— Given task —
Only the lines holding the string "zini" are needed. Copy each one.

— Data records —

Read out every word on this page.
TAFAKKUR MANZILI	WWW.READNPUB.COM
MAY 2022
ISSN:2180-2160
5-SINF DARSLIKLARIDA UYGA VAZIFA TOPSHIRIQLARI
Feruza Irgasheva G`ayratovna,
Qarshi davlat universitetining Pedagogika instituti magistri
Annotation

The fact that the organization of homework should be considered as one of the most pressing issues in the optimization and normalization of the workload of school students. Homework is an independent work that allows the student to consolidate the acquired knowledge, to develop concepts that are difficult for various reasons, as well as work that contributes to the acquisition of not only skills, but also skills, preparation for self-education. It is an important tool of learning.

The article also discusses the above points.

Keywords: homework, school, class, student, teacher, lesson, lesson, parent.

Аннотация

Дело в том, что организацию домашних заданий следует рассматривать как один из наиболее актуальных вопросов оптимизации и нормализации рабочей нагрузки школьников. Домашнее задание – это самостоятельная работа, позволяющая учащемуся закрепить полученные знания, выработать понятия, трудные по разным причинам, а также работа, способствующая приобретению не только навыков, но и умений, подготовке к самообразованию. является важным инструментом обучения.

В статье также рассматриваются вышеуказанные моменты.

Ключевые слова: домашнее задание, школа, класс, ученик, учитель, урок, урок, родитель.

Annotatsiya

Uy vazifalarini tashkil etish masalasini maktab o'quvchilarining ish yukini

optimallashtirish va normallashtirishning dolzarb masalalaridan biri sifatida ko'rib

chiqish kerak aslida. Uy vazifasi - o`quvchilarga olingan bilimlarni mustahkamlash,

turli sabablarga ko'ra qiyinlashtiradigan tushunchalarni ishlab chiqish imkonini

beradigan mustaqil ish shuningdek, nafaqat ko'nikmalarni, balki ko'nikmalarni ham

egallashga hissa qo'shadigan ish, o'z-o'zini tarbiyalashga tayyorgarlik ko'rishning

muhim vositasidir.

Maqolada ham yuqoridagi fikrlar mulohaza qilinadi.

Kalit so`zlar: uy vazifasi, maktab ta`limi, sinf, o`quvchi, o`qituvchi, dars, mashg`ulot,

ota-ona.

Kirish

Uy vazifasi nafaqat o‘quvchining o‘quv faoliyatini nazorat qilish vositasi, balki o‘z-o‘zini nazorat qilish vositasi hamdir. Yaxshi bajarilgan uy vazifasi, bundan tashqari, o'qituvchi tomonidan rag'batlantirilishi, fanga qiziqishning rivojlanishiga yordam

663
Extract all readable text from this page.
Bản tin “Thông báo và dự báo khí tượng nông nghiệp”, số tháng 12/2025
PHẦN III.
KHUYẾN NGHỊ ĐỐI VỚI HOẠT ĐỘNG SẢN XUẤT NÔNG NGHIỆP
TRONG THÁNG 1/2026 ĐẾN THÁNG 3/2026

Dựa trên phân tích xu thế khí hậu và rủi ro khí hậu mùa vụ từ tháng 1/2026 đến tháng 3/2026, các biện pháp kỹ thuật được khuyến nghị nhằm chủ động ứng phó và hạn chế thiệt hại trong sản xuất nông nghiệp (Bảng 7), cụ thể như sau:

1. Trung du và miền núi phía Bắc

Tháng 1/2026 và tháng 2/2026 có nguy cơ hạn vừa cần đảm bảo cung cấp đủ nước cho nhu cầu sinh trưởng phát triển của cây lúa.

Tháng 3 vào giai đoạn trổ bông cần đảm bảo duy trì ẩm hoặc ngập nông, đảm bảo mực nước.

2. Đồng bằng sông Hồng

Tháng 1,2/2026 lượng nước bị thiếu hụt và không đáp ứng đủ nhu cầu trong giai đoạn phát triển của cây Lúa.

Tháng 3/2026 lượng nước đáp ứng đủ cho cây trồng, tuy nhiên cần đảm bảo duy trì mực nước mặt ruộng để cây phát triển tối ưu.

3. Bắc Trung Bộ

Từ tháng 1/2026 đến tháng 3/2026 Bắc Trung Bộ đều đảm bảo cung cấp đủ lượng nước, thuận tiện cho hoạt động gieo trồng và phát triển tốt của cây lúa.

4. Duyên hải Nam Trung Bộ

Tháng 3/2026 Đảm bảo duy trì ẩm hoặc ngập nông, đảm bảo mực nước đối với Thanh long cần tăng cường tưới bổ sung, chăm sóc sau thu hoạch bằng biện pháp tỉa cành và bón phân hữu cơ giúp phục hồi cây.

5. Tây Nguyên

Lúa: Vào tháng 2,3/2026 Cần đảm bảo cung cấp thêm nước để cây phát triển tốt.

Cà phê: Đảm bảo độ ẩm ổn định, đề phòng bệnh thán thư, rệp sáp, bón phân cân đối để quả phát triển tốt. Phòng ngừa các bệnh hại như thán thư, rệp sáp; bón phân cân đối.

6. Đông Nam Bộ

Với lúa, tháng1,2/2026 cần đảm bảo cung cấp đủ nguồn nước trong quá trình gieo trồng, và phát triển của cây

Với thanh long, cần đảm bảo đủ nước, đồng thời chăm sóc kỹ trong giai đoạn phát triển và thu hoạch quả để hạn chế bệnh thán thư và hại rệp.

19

— Answer in full —
egallashga hissa qo'shadigan ish, o'z-o'zini tarbiyalashga tayyorgarlik ko'rishning
Uy vazifasi nafaqat o‘quvchining o‘quv faoliyatini nazorat qilish vositasi, balki o‘z-o‘zini nazorat qilish vositasi hamdir. Yaxshi bajarilgan uy vazifasi, bundan tashqari, o'qituvchi tomonidan rag'batlantirilishi, fanga qiziqishning rivojlanishiga yordam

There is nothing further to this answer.